§ WORKING DATA
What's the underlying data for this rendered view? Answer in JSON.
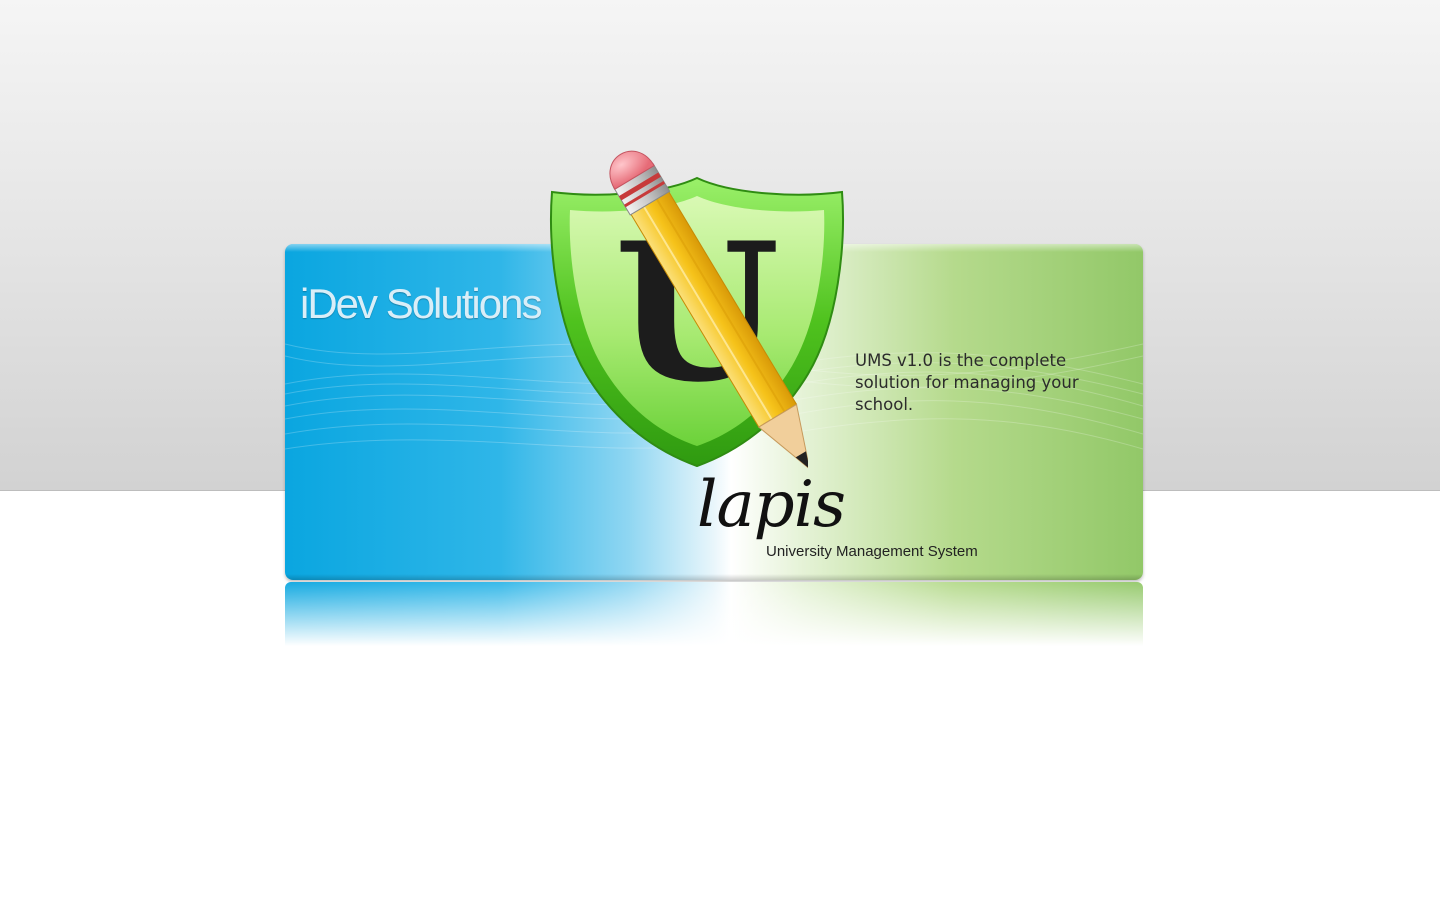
{
  "splash": {
    "company_name": "iDev Solutions",
    "logo_letter": "U",
    "description": "UMS v1.0 is the complete solution for managing your school.",
    "product_name": "lapis",
    "product_tagline": "University Management System"
  },
  "colors": {
    "blue": "#0aa6e0",
    "green": "#92c868",
    "shield_green": "#6fd23a",
    "pencil_yellow": "#f6c31a",
    "eraser_pink": "#f08a92"
  },
  "icons": {
    "shield": "shield-icon",
    "pencil": "pencil-icon"
  }
}
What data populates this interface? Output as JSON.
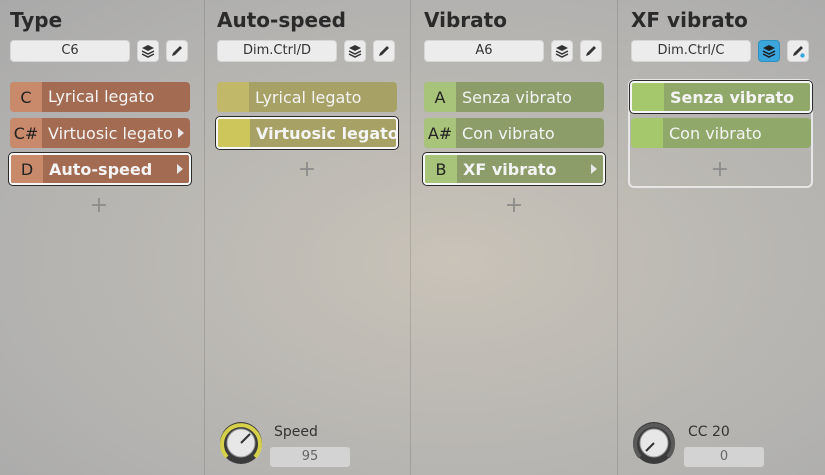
{
  "columns": [
    {
      "title": "Type",
      "header_value": "C6",
      "slots": [
        {
          "key": "C",
          "name": "Lyrical legato"
        },
        {
          "key": "C#",
          "name": "Virtuosic legato"
        },
        {
          "key": "D",
          "name": "Auto-speed"
        }
      ]
    },
    {
      "title": "Auto-speed",
      "header_value": "Dim.Ctrl/D",
      "slots": [
        {
          "key": "",
          "name": "Lyrical legato"
        },
        {
          "key": "",
          "name": "Virtuosic legato"
        }
      ],
      "knob": {
        "label": "Speed",
        "value": "95",
        "level": 0.75
      }
    },
    {
      "title": "Vibrato",
      "header_value": "A6",
      "slots": [
        {
          "key": "A",
          "name": "Senza vibrato"
        },
        {
          "key": "A#",
          "name": "Con vibrato"
        },
        {
          "key": "B",
          "name": "XF vibrato"
        }
      ]
    },
    {
      "title": "XF vibrato",
      "header_value": "Dim.Ctrl/C",
      "slots": [
        {
          "key": "",
          "name": "Senza vibrato"
        },
        {
          "key": "",
          "name": "Con vibrato"
        }
      ],
      "knob": {
        "label": "CC 20",
        "value": "0",
        "level": 0.0
      }
    }
  ],
  "add_symbol": "+",
  "icons": {
    "layers": "layers-icon",
    "edit": "pencil-icon"
  },
  "colors": {
    "type_key": "#c98a6c",
    "type_name": "#a36b52",
    "autospeed_key": "#c1b86a",
    "autospeed_name": "#a7a166",
    "vibrato_key": "#a8c47a",
    "vibrato_name": "#8c9d6a",
    "xf_key": "#a6c86c",
    "xf_name": "#90a86a",
    "accent": "#3aa6dc"
  }
}
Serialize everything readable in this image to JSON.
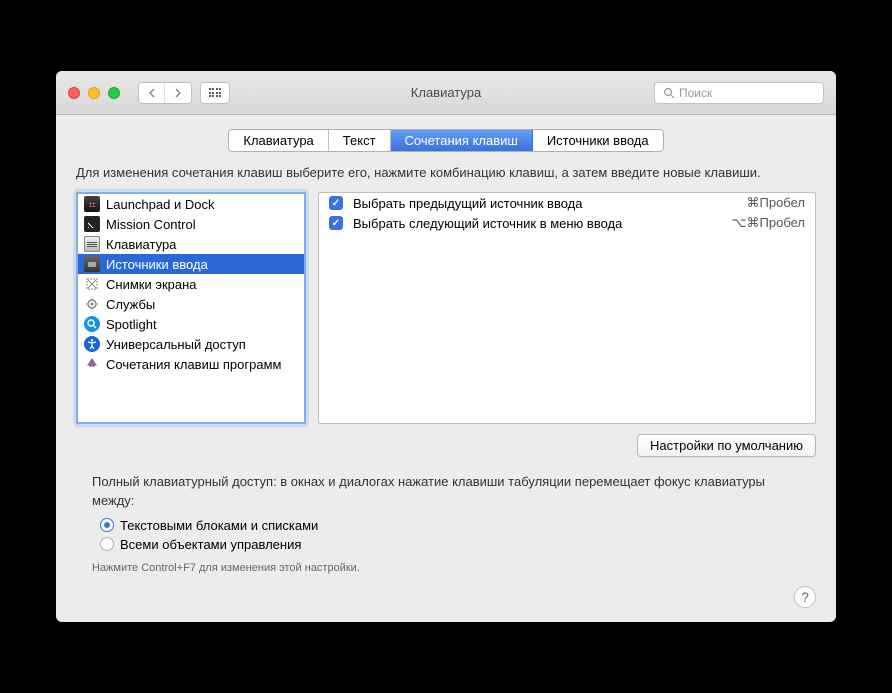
{
  "window": {
    "title": "Клавиатура",
    "search_placeholder": "Поиск"
  },
  "tabs": [
    {
      "label": "Клавиатура",
      "active": false
    },
    {
      "label": "Текст",
      "active": false
    },
    {
      "label": "Сочетания клавиш",
      "active": true
    },
    {
      "label": "Источники ввода",
      "active": false
    }
  ],
  "instruction": "Для изменения сочетания клавиш выберите его, нажмите комбинацию клавиш, а затем введите новые клавиши.",
  "categories": [
    {
      "label": "Launchpad и Dock",
      "icon": "launchpad",
      "selected": false
    },
    {
      "label": "Mission Control",
      "icon": "mission",
      "selected": false
    },
    {
      "label": "Клавиатура",
      "icon": "keyboard",
      "selected": false
    },
    {
      "label": "Источники ввода",
      "icon": "input",
      "selected": true
    },
    {
      "label": "Снимки экрана",
      "icon": "screenshot",
      "selected": false
    },
    {
      "label": "Службы",
      "icon": "services",
      "selected": false
    },
    {
      "label": "Spotlight",
      "icon": "spotlight",
      "selected": false
    },
    {
      "label": "Универсальный доступ",
      "icon": "accessibility",
      "selected": false
    },
    {
      "label": "Сочетания клавиш программ",
      "icon": "app",
      "selected": false
    }
  ],
  "shortcuts": [
    {
      "enabled": true,
      "label": "Выбрать предыдущий источник ввода",
      "keys": "⌘Пробел"
    },
    {
      "enabled": true,
      "label": "Выбрать следующий источник в меню ввода",
      "keys": "⌥⌘Пробел"
    }
  ],
  "defaults_button": "Настройки по умолчанию",
  "access": {
    "text": "Полный клавиатурный доступ: в окнах и диалогах нажатие клавиши табуляции перемещает фокус клавиатуры между:",
    "option1": "Текстовыми блоками и списками",
    "option2": "Всеми объектами управления",
    "selected": 0,
    "footnote": "Нажмите Control+F7 для изменения этой настройки."
  },
  "help_label": "?"
}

§ GIVEN EXERCISE
Write out all the entries again, word for word, and print no images.

§ WRITTEN REPLY
What's the underlying data for this rendered view? Answer in JSON.
{
  "splash": {
    "company_name": "iDev Solutions",
    "logo_letter": "U",
    "description": "UMS v1.0 is the complete solution for managing your school.",
    "product_name": "lapis",
    "product_tagline": "University Management System"
  },
  "colors": {
    "blue": "#0aa6e0",
    "green": "#92c868",
    "shield_green": "#6fd23a",
    "pencil_yellow": "#f6c31a",
    "eraser_pink": "#f08a92"
  },
  "icons": {
    "shield": "shield-icon",
    "pencil": "pencil-icon"
  }
}
What data populates this interface? Output as JSON.
{
  "columns": [
    {
      "title": "Type",
      "header_value": "C6",
      "slots": [
        {
          "key": "C",
          "name": "Lyrical legato"
        },
        {
          "key": "C#",
          "name": "Virtuosic legato"
        },
        {
          "key": "D",
          "name": "Auto-speed"
        }
      ]
    },
    {
      "title": "Auto-speed",
      "header_value": "Dim.Ctrl/D",
      "slots": [
        {
          "key": "",
          "name": "Lyrical legato"
        },
        {
          "key": "",
          "name": "Virtuosic legato"
        }
      ],
      "knob": {
        "label": "Speed",
        "value": "95",
        "level": 0.75
      }
    },
    {
      "title": "Vibrato",
      "header_value": "A6",
      "slots": [
        {
          "key": "A",
          "name": "Senza vibrato"
        },
        {
          "key": "A#",
          "name": "Con vibrato"
        },
        {
          "key": "B",
          "name": "XF vibrato"
        }
      ]
    },
    {
      "title": "XF vibrato",
      "header_value": "Dim.Ctrl/C",
      "slots": [
        {
          "key": "",
          "name": "Senza vibrato"
        },
        {
          "key": "",
          "name": "Con vibrato"
        }
      ],
      "knob": {
        "label": "CC 20",
        "value": "0",
        "level": 0.0
      }
    }
  ],
  "add_symbol": "+",
  "icons": {
    "layers": "layers-icon",
    "edit": "pencil-icon"
  },
  "colors": {
    "type_key": "#c98a6c",
    "type_name": "#a36b52",
    "autospeed_key": "#c1b86a",
    "autospeed_name": "#a7a166",
    "vibrato_key": "#a8c47a",
    "vibrato_name": "#8c9d6a",
    "xf_key": "#a6c86c",
    "xf_name": "#90a86a",
    "accent": "#3aa6dc"
  }
}
Serialize everything readable in this image to JSON.
{
  "window": {
    "title": "Клавиатура",
    "search_placeholder": "Поиск"
  },
  "tabs": [
    {
      "label": "Клавиатура",
      "active": false
    },
    {
      "label": "Текст",
      "active": false
    },
    {
      "label": "Сочетания клавиш",
      "active": true
    },
    {
      "label": "Источники ввода",
      "active": false
    }
  ],
  "instruction": "Для изменения сочетания клавиш выберите его, нажмите комбинацию клавиш, а затем введите новые клавиши.",
  "categories": [
    {
      "label": "Launchpad и Dock",
      "icon": "launchpad",
      "selected": false
    },
    {
      "label": "Mission Control",
      "icon": "mission",
      "selected": false
    },
    {
      "label": "Клавиатура",
      "icon": "keyboard",
      "selected": false
    },
    {
      "label": "Источники ввода",
      "icon": "input",
      "selected": true
    },
    {
      "label": "Снимки экрана",
      "icon": "screenshot",
      "selected": false
    },
    {
      "label": "Службы",
      "icon": "services",
      "selected": false
    },
    {
      "label": "Spotlight",
      "icon": "spotlight",
      "selected": false
    },
    {
      "label": "Универсальный доступ",
      "icon": "accessibility",
      "selected": false
    },
    {
      "label": "Сочетания клавиш программ",
      "icon": "app",
      "selected": false
    }
  ],
  "shortcuts": [
    {
      "enabled": true,
      "label": "Выбрать предыдущий источник ввода",
      "keys": "⌘Пробел"
    },
    {
      "enabled": true,
      "label": "Выбрать следующий источник в меню ввода",
      "keys": "⌥⌘Пробел"
    }
  ],
  "defaults_button": "Настройки по умолчанию",
  "access": {
    "text": "Полный клавиатурный доступ: в окнах и диалогах нажатие клавиши табуляции перемещает фокус клавиатуры между:",
    "option1": "Текстовыми блоками и списками",
    "option2": "Всеми объектами управления",
    "selected": 0,
    "footnote": "Нажмите Control+F7 для изменения этой настройки."
  },
  "help_label": "?"
}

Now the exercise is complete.